**Stored rows:**
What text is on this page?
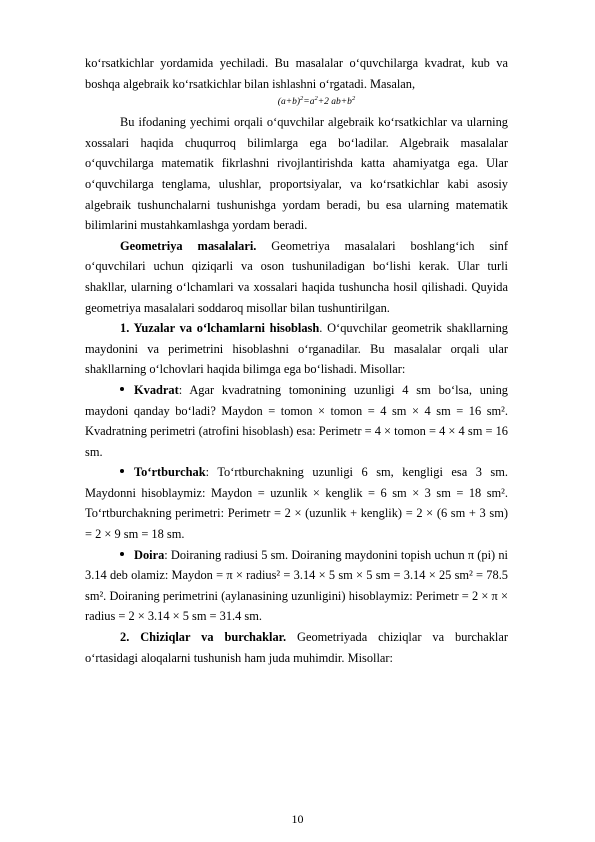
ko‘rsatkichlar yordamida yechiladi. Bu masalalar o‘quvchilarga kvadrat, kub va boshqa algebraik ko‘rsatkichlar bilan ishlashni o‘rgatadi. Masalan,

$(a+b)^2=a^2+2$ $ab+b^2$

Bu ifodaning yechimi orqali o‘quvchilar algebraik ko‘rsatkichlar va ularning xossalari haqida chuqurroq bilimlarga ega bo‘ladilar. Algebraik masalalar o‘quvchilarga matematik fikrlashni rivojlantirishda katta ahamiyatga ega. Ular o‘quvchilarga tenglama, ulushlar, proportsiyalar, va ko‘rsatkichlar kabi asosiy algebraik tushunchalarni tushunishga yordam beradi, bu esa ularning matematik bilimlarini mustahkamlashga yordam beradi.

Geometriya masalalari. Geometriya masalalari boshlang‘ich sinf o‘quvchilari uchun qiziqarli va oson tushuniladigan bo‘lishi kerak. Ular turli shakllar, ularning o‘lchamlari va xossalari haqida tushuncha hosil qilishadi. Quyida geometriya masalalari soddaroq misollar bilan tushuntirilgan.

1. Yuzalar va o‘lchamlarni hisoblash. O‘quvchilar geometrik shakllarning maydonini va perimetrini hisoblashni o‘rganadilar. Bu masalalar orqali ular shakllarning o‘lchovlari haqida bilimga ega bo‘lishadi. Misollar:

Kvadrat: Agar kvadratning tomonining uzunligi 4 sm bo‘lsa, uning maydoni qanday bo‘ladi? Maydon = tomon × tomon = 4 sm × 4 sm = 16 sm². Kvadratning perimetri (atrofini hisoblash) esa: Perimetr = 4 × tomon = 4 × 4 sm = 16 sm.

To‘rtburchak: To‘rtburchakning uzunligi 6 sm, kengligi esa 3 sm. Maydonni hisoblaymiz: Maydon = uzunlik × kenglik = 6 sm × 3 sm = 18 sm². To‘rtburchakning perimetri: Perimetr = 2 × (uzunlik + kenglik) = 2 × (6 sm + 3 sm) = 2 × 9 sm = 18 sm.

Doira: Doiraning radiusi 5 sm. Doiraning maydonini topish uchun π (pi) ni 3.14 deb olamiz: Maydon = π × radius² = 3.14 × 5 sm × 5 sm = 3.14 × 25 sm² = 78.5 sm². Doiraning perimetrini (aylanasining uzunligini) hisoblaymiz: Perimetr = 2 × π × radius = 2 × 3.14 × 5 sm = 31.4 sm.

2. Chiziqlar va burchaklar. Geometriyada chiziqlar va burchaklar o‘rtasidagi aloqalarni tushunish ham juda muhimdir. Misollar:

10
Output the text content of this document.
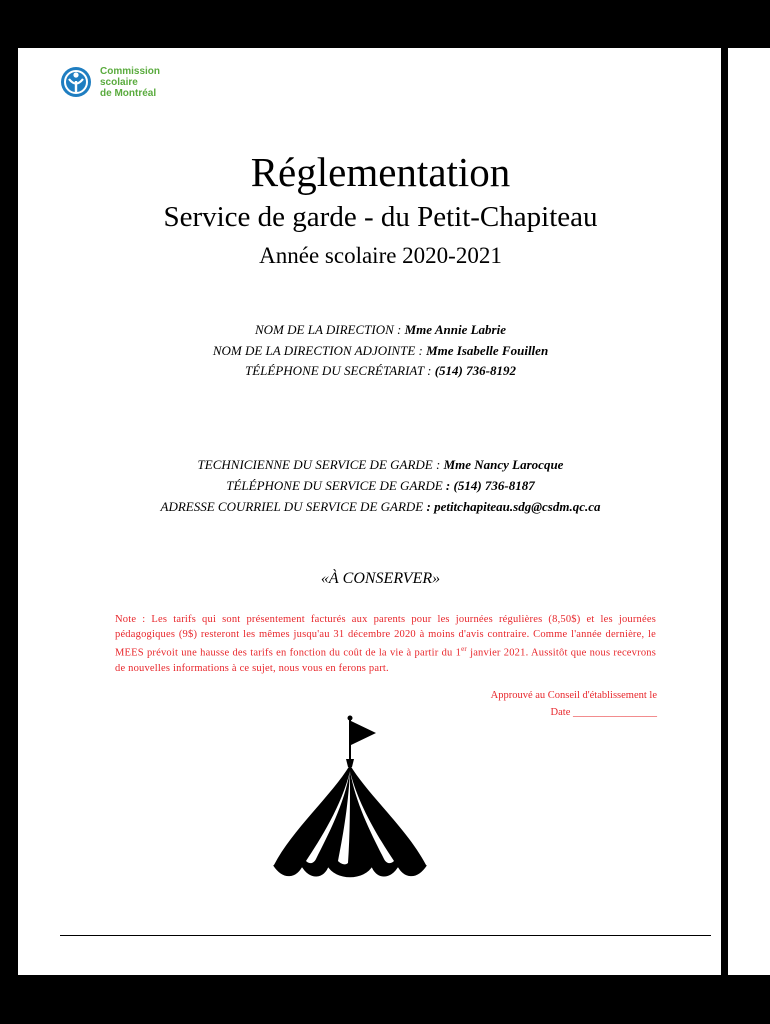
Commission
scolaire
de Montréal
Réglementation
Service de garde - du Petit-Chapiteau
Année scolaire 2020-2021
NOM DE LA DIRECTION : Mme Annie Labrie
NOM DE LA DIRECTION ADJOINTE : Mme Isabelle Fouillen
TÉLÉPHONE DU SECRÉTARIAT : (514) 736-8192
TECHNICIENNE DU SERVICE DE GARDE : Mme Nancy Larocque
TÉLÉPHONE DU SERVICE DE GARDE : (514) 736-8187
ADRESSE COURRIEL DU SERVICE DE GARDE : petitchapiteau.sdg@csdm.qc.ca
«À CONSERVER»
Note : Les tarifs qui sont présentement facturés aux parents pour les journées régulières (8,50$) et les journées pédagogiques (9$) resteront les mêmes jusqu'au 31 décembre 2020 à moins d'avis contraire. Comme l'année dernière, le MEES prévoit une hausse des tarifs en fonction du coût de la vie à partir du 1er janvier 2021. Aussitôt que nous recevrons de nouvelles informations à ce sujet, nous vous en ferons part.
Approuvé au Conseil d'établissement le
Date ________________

**Your objective:**
Only lines with the string "this" belong in your answer; copy each one.

**Correct answer:**
What text is on this page?
Output the text content of this document.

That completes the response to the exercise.